Description of the task:
Every record should be repeated exactly, except that pictures are left out.

Provided data:
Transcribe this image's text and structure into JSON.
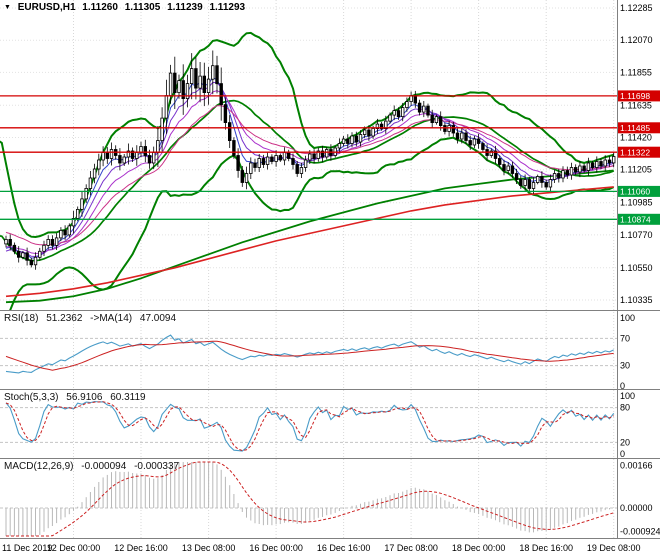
{
  "window": {
    "title": "EURUSD,H1 chart",
    "background": "#ffffff"
  },
  "header": {
    "dropdown_icon": "▼",
    "symbol": "EURUSD,H1",
    "open": "1.11260",
    "high": "1.11305",
    "low": "1.11239",
    "close": "1.11293"
  },
  "main_chart": {
    "price_ticks": [
      "1.12285",
      "1.12070",
      "1.11855",
      "1.11635",
      "1.11420",
      "1.11205",
      "1.10985",
      "1.10770",
      "1.10550",
      "1.10335"
    ],
    "axis_top_price": 1.12285,
    "axis_bottom_price": 1.10335,
    "levels": [
      {
        "label": "1.11698",
        "price": 1.11698,
        "color": "#d40000",
        "role": "resistance"
      },
      {
        "label": "1.11485",
        "price": 1.11485,
        "color": "#d40000",
        "role": "resistance"
      },
      {
        "label": "1.11322",
        "price": 1.11322,
        "color": "#d40000",
        "role": "resistance"
      },
      {
        "label": "1.11060",
        "price": 1.1106,
        "color": "#00a03c",
        "role": "support"
      },
      {
        "label": "1.10874",
        "price": 1.10874,
        "color": "#00a03c",
        "role": "support"
      }
    ]
  },
  "indicators": {
    "rsi": {
      "name": "RSI(18)",
      "value": "51.2362",
      "ma_name": "->MA(14)",
      "ma_value": "47.0094",
      "ticks": [
        "100",
        "70",
        "30",
        "0"
      ],
      "levels": [
        70,
        30
      ],
      "line_color": "#4a9cc8",
      "ma_color": "#cc2222"
    },
    "stoch": {
      "name": "Stoch(5,3,3)",
      "value": "56.9106",
      "signal_value": "60.3119",
      "ticks": [
        "100",
        "80",
        "20",
        "0"
      ],
      "levels": [
        80,
        20
      ],
      "k_color": "#4a9cc8",
      "d_color": "#cc2222"
    },
    "macd": {
      "name": "MACD(12,26,9)",
      "value": "-0.000094",
      "signal_value": "-0.000337",
      "ticks": [
        "0.00166",
        "0.00000",
        "-0.000924"
      ],
      "histogram_color": "#b8b8b8",
      "signal_color": "#cc2222"
    }
  },
  "chart_data": {
    "type": "candlestick",
    "symbol": "EURUSD",
    "timeframe": "H1",
    "x_labels": [
      {
        "text": "11 Dec 2019",
        "bar": 0
      },
      {
        "text": "12 Dec 00:00",
        "bar": 16
      },
      {
        "text": "12 Dec 16:00",
        "bar": 32
      },
      {
        "text": "13 Dec 08:00",
        "bar": 48
      },
      {
        "text": "16 Dec 00:00",
        "bar": 64
      },
      {
        "text": "16 Dec 16:00",
        "bar": 80
      },
      {
        "text": "17 Dec 08:00",
        "bar": 96
      },
      {
        "text": "18 Dec 00:00",
        "bar": 112
      },
      {
        "text": "18 Dec 16:00",
        "bar": 128
      },
      {
        "text": "19 Dec 08:00",
        "bar": 144
      }
    ],
    "closes": [
      1.1074,
      1.107,
      1.1066,
      1.1062,
      1.1065,
      1.106,
      1.1057,
      1.1062,
      1.1066,
      1.107,
      1.1074,
      1.107,
      1.1075,
      1.108,
      1.1077,
      1.1083,
      1.1088,
      1.1094,
      1.1101,
      1.1108,
      1.1115,
      1.1121,
      1.1127,
      1.1132,
      1.1128,
      1.1134,
      1.113,
      1.1125,
      1.1129,
      1.1133,
      1.1128,
      1.1132,
      1.1136,
      1.113,
      1.1125,
      1.1132,
      1.114,
      1.1155,
      1.117,
      1.1185,
      1.1172,
      1.118,
      1.1168,
      1.1178,
      1.1188,
      1.1175,
      1.1183,
      1.1172,
      1.1181,
      1.119,
      1.1178,
      1.1164,
      1.1152,
      1.114,
      1.113,
      1.112,
      1.1112,
      1.1118,
      1.1125,
      1.1122,
      1.1128,
      1.1124,
      1.1129,
      1.1126,
      1.113,
      1.1127,
      1.1132,
      1.1128,
      1.1124,
      1.1118,
      1.1122,
      1.1127,
      1.1131,
      1.1128,
      1.1133,
      1.1129,
      1.1134,
      1.113,
      1.1135,
      1.1138,
      1.1141,
      1.1138,
      1.1143,
      1.1139,
      1.1144,
      1.1147,
      1.1143,
      1.1148,
      1.1151,
      1.1148,
      1.1153,
      1.1157,
      1.116,
      1.1156,
      1.1162,
      1.1166,
      1.117,
      1.1165,
      1.1159,
      1.1163,
      1.1157,
      1.1152,
      1.1156,
      1.115,
      1.1146,
      1.115,
      1.1145,
      1.1141,
      1.1145,
      1.114,
      1.1137,
      1.1141,
      1.1138,
      1.1134,
      1.113,
      1.1133,
      1.1128,
      1.1124,
      1.112,
      1.1123,
      1.1118,
      1.1114,
      1.111,
      1.1114,
      1.1108,
      1.1112,
      1.1116,
      1.1112,
      1.1109,
      1.1114,
      1.1118,
      1.1115,
      1.112,
      1.1117,
      1.1122,
      1.1119,
      1.1123,
      1.112,
      1.1125,
      1.1122,
      1.1126,
      1.1123,
      1.1127,
      1.1125,
      1.11293
    ],
    "warmup_closes_estimate": [
      1.115,
      1.114,
      1.1128,
      1.1112,
      1.1095,
      1.1082,
      1.1072,
      1.1064,
      1.1058,
      1.1053,
      1.105,
      1.1048,
      1.1046,
      1.1049,
      1.1053,
      1.1057,
      1.1061,
      1.1065,
      1.1068,
      1.1071
    ],
    "bollinger": {
      "period": 20,
      "deviation": 2,
      "color": "#008000"
    },
    "ma_ribbon_periods": [
      5,
      8,
      13,
      21
    ],
    "slow_ma_red": [
      [
        0,
        1.1036
      ],
      [
        8,
        1.1038
      ],
      [
        16,
        1.1041
      ],
      [
        24,
        1.1045
      ],
      [
        32,
        1.105
      ],
      [
        40,
        1.1055
      ],
      [
        48,
        1.1061
      ],
      [
        56,
        1.1067
      ],
      [
        64,
        1.1073
      ],
      [
        72,
        1.1078
      ],
      [
        80,
        1.1083
      ],
      [
        88,
        1.1088
      ],
      [
        96,
        1.1093
      ],
      [
        104,
        1.1097
      ],
      [
        112,
        1.11
      ],
      [
        120,
        1.1103
      ],
      [
        128,
        1.1105
      ],
      [
        136,
        1.1107
      ],
      [
        144,
        1.1109
      ]
    ],
    "slow_ma_green": [
      [
        0,
        1.1032
      ],
      [
        8,
        1.1033
      ],
      [
        16,
        1.1036
      ],
      [
        24,
        1.1041
      ],
      [
        32,
        1.1048
      ],
      [
        40,
        1.1056
      ],
      [
        48,
        1.1064
      ],
      [
        56,
        1.1072
      ],
      [
        64,
        1.1079
      ],
      [
        72,
        1.1086
      ],
      [
        80,
        1.1092
      ],
      [
        88,
        1.1098
      ],
      [
        96,
        1.1103
      ],
      [
        104,
        1.1108
      ],
      [
        112,
        1.1111
      ],
      [
        120,
        1.1114
      ],
      [
        128,
        1.1116
      ],
      [
        136,
        1.1118
      ],
      [
        144,
        1.112
      ]
    ]
  }
}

Response:
Transcribe this image's text and structure into JSON.
{
  "window": {
    "title": "EURUSD,H1 chart",
    "background": "#ffffff"
  },
  "header": {
    "dropdown_icon": "▼",
    "symbol": "EURUSD,H1",
    "open": "1.11260",
    "high": "1.11305",
    "low": "1.11239",
    "close": "1.11293"
  },
  "main_chart": {
    "price_ticks": [
      "1.12285",
      "1.12070",
      "1.11855",
      "1.11635",
      "1.11420",
      "1.11205",
      "1.10985",
      "1.10770",
      "1.10550",
      "1.10335"
    ],
    "axis_top_price": 1.12285,
    "axis_bottom_price": 1.10335,
    "levels": [
      {
        "label": "1.11698",
        "price": 1.11698,
        "color": "#d40000",
        "role": "resistance"
      },
      {
        "label": "1.11485",
        "price": 1.11485,
        "color": "#d40000",
        "role": "resistance"
      },
      {
        "label": "1.11322",
        "price": 1.11322,
        "color": "#d40000",
        "role": "resistance"
      },
      {
        "label": "1.11060",
        "price": 1.1106,
        "color": "#00a03c",
        "role": "support"
      },
      {
        "label": "1.10874",
        "price": 1.10874,
        "color": "#00a03c",
        "role": "support"
      }
    ]
  },
  "indicators": {
    "rsi": {
      "name": "RSI(18)",
      "value": "51.2362",
      "ma_name": "->MA(14)",
      "ma_value": "47.0094",
      "ticks": [
        "100",
        "70",
        "30",
        "0"
      ],
      "levels": [
        70,
        30
      ],
      "line_color": "#4a9cc8",
      "ma_color": "#cc2222"
    },
    "stoch": {
      "name": "Stoch(5,3,3)",
      "value": "56.9106",
      "signal_value": "60.3119",
      "ticks": [
        "100",
        "80",
        "20",
        "0"
      ],
      "levels": [
        80,
        20
      ],
      "k_color": "#4a9cc8",
      "d_color": "#cc2222"
    },
    "macd": {
      "name": "MACD(12,26,9)",
      "value": "-0.000094",
      "signal_value": "-0.000337",
      "ticks": [
        "0.00166",
        "0.00000",
        "-0.000924"
      ],
      "histogram_color": "#b8b8b8",
      "signal_color": "#cc2222"
    }
  },
  "chart_data": {
    "type": "candlestick",
    "symbol": "EURUSD",
    "timeframe": "H1",
    "x_labels": [
      {
        "text": "11 Dec 2019",
        "bar": 0
      },
      {
        "text": "12 Dec 00:00",
        "bar": 16
      },
      {
        "text": "12 Dec 16:00",
        "bar": 32
      },
      {
        "text": "13 Dec 08:00",
        "bar": 48
      },
      {
        "text": "16 Dec 00:00",
        "bar": 64
      },
      {
        "text": "16 Dec 16:00",
        "bar": 80
      },
      {
        "text": "17 Dec 08:00",
        "bar": 96
      },
      {
        "text": "18 Dec 00:00",
        "bar": 112
      },
      {
        "text": "18 Dec 16:00",
        "bar": 128
      },
      {
        "text": "19 Dec 08:00",
        "bar": 144
      }
    ],
    "closes": [
      1.1074,
      1.107,
      1.1066,
      1.1062,
      1.1065,
      1.106,
      1.1057,
      1.1062,
      1.1066,
      1.107,
      1.1074,
      1.107,
      1.1075,
      1.108,
      1.1077,
      1.1083,
      1.1088,
      1.1094,
      1.1101,
      1.1108,
      1.1115,
      1.1121,
      1.1127,
      1.1132,
      1.1128,
      1.1134,
      1.113,
      1.1125,
      1.1129,
      1.1133,
      1.1128,
      1.1132,
      1.1136,
      1.113,
      1.1125,
      1.1132,
      1.114,
      1.1155,
      1.117,
      1.1185,
      1.1172,
      1.118,
      1.1168,
      1.1178,
      1.1188,
      1.1175,
      1.1183,
      1.1172,
      1.1181,
      1.119,
      1.1178,
      1.1164,
      1.1152,
      1.114,
      1.113,
      1.112,
      1.1112,
      1.1118,
      1.1125,
      1.1122,
      1.1128,
      1.1124,
      1.1129,
      1.1126,
      1.113,
      1.1127,
      1.1132,
      1.1128,
      1.1124,
      1.1118,
      1.1122,
      1.1127,
      1.1131,
      1.1128,
      1.1133,
      1.1129,
      1.1134,
      1.113,
      1.1135,
      1.1138,
      1.1141,
      1.1138,
      1.1143,
      1.1139,
      1.1144,
      1.1147,
      1.1143,
      1.1148,
      1.1151,
      1.1148,
      1.1153,
      1.1157,
      1.116,
      1.1156,
      1.1162,
      1.1166,
      1.117,
      1.1165,
      1.1159,
      1.1163,
      1.1157,
      1.1152,
      1.1156,
      1.115,
      1.1146,
      1.115,
      1.1145,
      1.1141,
      1.1145,
      1.114,
      1.1137,
      1.1141,
      1.1138,
      1.1134,
      1.113,
      1.1133,
      1.1128,
      1.1124,
      1.112,
      1.1123,
      1.1118,
      1.1114,
      1.111,
      1.1114,
      1.1108,
      1.1112,
      1.1116,
      1.1112,
      1.1109,
      1.1114,
      1.1118,
      1.1115,
      1.112,
      1.1117,
      1.1122,
      1.1119,
      1.1123,
      1.112,
      1.1125,
      1.1122,
      1.1126,
      1.1123,
      1.1127,
      1.1125,
      1.11293
    ],
    "warmup_closes_estimate": [
      1.115,
      1.114,
      1.1128,
      1.1112,
      1.1095,
      1.1082,
      1.1072,
      1.1064,
      1.1058,
      1.1053,
      1.105,
      1.1048,
      1.1046,
      1.1049,
      1.1053,
      1.1057,
      1.1061,
      1.1065,
      1.1068,
      1.1071
    ],
    "bollinger": {
      "period": 20,
      "deviation": 2,
      "color": "#008000"
    },
    "ma_ribbon_periods": [
      5,
      8,
      13,
      21
    ],
    "slow_ma_red": [
      [
        0,
        1.1036
      ],
      [
        8,
        1.1038
      ],
      [
        16,
        1.1041
      ],
      [
        24,
        1.1045
      ],
      [
        32,
        1.105
      ],
      [
        40,
        1.1055
      ],
      [
        48,
        1.1061
      ],
      [
        56,
        1.1067
      ],
      [
        64,
        1.1073
      ],
      [
        72,
        1.1078
      ],
      [
        80,
        1.1083
      ],
      [
        88,
        1.1088
      ],
      [
        96,
        1.1093
      ],
      [
        104,
        1.1097
      ],
      [
        112,
        1.11
      ],
      [
        120,
        1.1103
      ],
      [
        128,
        1.1105
      ],
      [
        136,
        1.1107
      ],
      [
        144,
        1.1109
      ]
    ],
    "slow_ma_green": [
      [
        0,
        1.1032
      ],
      [
        8,
        1.1033
      ],
      [
        16,
        1.1036
      ],
      [
        24,
        1.1041
      ],
      [
        32,
        1.1048
      ],
      [
        40,
        1.1056
      ],
      [
        48,
        1.1064
      ],
      [
        56,
        1.1072
      ],
      [
        64,
        1.1079
      ],
      [
        72,
        1.1086
      ],
      [
        80,
        1.1092
      ],
      [
        88,
        1.1098
      ],
      [
        96,
        1.1103
      ],
      [
        104,
        1.1108
      ],
      [
        112,
        1.1111
      ],
      [
        120,
        1.1114
      ],
      [
        128,
        1.1116
      ],
      [
        136,
        1.1118
      ],
      [
        144,
        1.112
      ]
    ]
  }
}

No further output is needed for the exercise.